SET PROBLEM
The data below must be copied in full and without any change.

####

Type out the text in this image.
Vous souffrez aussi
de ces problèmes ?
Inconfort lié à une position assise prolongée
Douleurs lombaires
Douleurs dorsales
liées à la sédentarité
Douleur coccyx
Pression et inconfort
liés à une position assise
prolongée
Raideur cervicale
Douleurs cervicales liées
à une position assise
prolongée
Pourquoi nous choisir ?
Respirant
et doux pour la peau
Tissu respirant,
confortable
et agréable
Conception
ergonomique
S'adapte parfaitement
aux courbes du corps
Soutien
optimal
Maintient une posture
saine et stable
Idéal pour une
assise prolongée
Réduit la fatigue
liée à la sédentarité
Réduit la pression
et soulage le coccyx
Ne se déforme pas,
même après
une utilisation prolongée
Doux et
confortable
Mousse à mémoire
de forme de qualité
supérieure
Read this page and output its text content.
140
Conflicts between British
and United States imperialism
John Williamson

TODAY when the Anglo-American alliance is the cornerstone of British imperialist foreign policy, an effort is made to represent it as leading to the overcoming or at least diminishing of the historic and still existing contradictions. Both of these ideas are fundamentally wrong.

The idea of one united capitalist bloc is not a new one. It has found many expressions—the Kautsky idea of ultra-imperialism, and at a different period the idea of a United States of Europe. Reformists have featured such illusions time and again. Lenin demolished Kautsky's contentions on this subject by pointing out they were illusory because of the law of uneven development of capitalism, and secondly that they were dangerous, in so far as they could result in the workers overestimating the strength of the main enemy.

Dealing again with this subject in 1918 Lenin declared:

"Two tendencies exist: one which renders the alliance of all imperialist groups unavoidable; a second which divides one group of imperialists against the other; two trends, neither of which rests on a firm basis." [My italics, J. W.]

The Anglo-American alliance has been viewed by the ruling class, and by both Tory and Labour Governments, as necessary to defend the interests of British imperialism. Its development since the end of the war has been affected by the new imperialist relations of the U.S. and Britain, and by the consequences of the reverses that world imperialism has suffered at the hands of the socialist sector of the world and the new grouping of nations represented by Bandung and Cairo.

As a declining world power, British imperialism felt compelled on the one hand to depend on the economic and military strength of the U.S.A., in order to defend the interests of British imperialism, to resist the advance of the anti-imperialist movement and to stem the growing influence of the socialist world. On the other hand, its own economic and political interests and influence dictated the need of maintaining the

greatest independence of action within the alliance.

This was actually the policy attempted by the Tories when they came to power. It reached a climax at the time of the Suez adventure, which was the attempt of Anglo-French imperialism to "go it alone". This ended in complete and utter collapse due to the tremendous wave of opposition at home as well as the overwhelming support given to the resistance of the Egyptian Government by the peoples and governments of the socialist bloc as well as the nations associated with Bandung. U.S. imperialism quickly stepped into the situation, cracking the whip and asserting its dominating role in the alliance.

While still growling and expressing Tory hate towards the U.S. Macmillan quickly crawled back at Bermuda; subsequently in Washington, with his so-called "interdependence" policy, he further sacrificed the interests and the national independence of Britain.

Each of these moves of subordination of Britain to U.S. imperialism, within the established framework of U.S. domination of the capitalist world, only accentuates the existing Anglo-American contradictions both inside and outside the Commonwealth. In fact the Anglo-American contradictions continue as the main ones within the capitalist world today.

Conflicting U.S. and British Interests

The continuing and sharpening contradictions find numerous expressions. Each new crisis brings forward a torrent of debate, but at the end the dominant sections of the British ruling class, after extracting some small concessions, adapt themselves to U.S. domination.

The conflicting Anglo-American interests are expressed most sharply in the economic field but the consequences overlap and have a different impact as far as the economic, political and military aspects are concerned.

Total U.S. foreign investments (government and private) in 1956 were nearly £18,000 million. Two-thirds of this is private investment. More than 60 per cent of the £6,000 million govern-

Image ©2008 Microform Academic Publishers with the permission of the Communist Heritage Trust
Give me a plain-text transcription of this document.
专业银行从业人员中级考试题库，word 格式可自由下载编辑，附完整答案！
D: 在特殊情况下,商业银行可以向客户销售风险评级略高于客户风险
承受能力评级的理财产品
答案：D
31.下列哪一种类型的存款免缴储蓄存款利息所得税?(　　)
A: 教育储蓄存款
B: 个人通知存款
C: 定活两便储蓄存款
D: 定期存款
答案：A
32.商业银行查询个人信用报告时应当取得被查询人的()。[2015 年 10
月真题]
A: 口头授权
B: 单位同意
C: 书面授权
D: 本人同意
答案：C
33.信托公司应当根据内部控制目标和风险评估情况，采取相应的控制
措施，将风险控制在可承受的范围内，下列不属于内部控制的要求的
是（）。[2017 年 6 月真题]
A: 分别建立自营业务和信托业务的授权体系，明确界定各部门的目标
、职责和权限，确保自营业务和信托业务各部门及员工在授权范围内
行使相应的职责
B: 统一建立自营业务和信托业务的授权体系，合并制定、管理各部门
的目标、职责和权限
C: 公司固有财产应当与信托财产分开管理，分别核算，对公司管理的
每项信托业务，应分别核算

####

SOLUTION TO THIS PROBLEM
Type out the text in this image.
Vous souffrez aussi
de ces problèmes ?
Inconfort lié à une position assise prolongée
Douleurs lombaires
Douleurs dorsales
liées à la sédentarité
Douleur coccyx
Pression et inconfort
liés à une position assise
prolongée
Raideur cervicale
Douleurs cervicales liées
à une position assise
prolongée
Pourquoi nous choisir ?
Respirant
et doux pour la peau
Tissu respirant,
confortable
et agréable
Conception
ergonomique
S'adapte parfaitement
aux courbes du corps
Soutien
optimal
Maintient une posture
saine et stable
Idéal pour une
assise prolongée
Réduit la fatigue
liée à la sédentarité
Réduit la pression
et soulage le coccyx
Ne se déforme pas,
même après
une utilisation prolongée
Doux et
confortable
Mousse à mémoire
de forme de qualité
supérieure
Read this page and output its text content.
140
Conflicts between British
and United States imperialism
John Williamson

TODAY when the Anglo-American alliance is the cornerstone of British imperialist foreign policy, an effort is made to represent it as leading to the overcoming or at least diminishing of the historic and still existing contradictions. Both of these ideas are fundamentally wrong.

The idea of one united capitalist bloc is not a new one. It has found many expressions—the Kautsky idea of ultra-imperialism, and at a different period the idea of a United States of Europe. Reformists have featured such illusions time and again. Lenin demolished Kautsky's contentions on this subject by pointing out they were illusory because of the law of uneven development of capitalism, and secondly that they were dangerous, in so far as they could result in the workers overestimating the strength of the main enemy.

Dealing again with this subject in 1918 Lenin declared:

"Two tendencies exist: one which renders the alliance of all imperialist groups unavoidable; a second which divides one group of imperialists against the other; two trends, neither of which rests on a firm basis." [My italics, J. W.]

The Anglo-American alliance has been viewed by the ruling class, and by both Tory and Labour Governments, as necessary to defend the interests of British imperialism. Its development since the end of the war has been affected by the new imperialist relations of the U.S. and Britain, and by the consequences of the reverses that world imperialism has suffered at the hands of the socialist sector of the world and the new grouping of nations represented by Bandung and Cairo.

As a declining world power, British imperialism felt compelled on the one hand to depend on the economic and military strength of the U.S.A., in order to defend the interests of British imperialism, to resist the advance of the anti-imperialist movement and to stem the growing influence of the socialist world. On the other hand, its own economic and political interests and influence dictated the need of maintaining the

greatest independence of action within the alliance.

This was actually the policy attempted by the Tories when they came to power. It reached a climax at the time of the Suez adventure, which was the attempt of Anglo-French imperialism to "go it alone". This ended in complete and utter collapse due to the tremendous wave of opposition at home as well as the overwhelming support given to the resistance of the Egyptian Government by the peoples and governments of the socialist bloc as well as the nations associated with Bandung. U.S. imperialism quickly stepped into the situation, cracking the whip and asserting its dominating role in the alliance.

While still growling and expressing Tory hate towards the U.S. Macmillan quickly crawled back at Bermuda; subsequently in Washington, with his so-called "interdependence" policy, he further sacrificed the interests and the national independence of Britain.

Each of these moves of subordination of Britain to U.S. imperialism, within the established framework of U.S. domination of the capitalist world, only accentuates the existing Anglo-American contradictions both inside and outside the Commonwealth. In fact the Anglo-American contradictions continue as the main ones within the capitalist world today.

Conflicting U.S. and British Interests

The continuing and sharpening contradictions find numerous expressions. Each new crisis brings forward a torrent of debate, but at the end the dominant sections of the British ruling class, after extracting some small concessions, adapt themselves to U.S. domination.

The conflicting Anglo-American interests are expressed most sharply in the economic field but the consequences overlap and have a different impact as far as the economic, political and military aspects are concerned.

Total U.S. foreign investments (government and private) in 1956 were nearly £18,000 million. Two-thirds of this is private investment. More than 60 per cent of the £6,000 million govern-

Image ©2008 Microform Academic Publishers with the permission of the Communist Heritage Trust
Give me a plain-text transcription of this document.
专业银行从业人员中级考试题库，word 格式可自由下载编辑，附完整答案！
D: 在特殊情况下,商业银行可以向客户销售风险评级略高于客户风险
承受能力评级的理财产品
答案：D
31.下列哪一种类型的存款免缴储蓄存款利息所得税?(　　)
A: 教育储蓄存款
B: 个人通知存款
C: 定活两便储蓄存款
D: 定期存款
答案：A
32.商业银行查询个人信用报告时应当取得被查询人的()。[2015 年 10
月真题]
A: 口头授权
B: 单位同意
C: 书面授权
D: 本人同意
答案：C
33.信托公司应当根据内部控制目标和风险评估情况，采取相应的控制
措施，将风险控制在可承受的范围内，下列不属于内部控制的要求的
是（）。[2017 年 6 月真题]
A: 分别建立自营业务和信托业务的授权体系，明确界定各部门的目标
、职责和权限，确保自营业务和信托业务各部门及员工在授权范围内
行使相应的职责
B: 统一建立自营业务和信托业务的授权体系，合并制定、管理各部门
的目标、职责和权限
C: 公司固有财产应当与信托财产分开管理，分别核算，对公司管理的
每项信托业务，应分别核算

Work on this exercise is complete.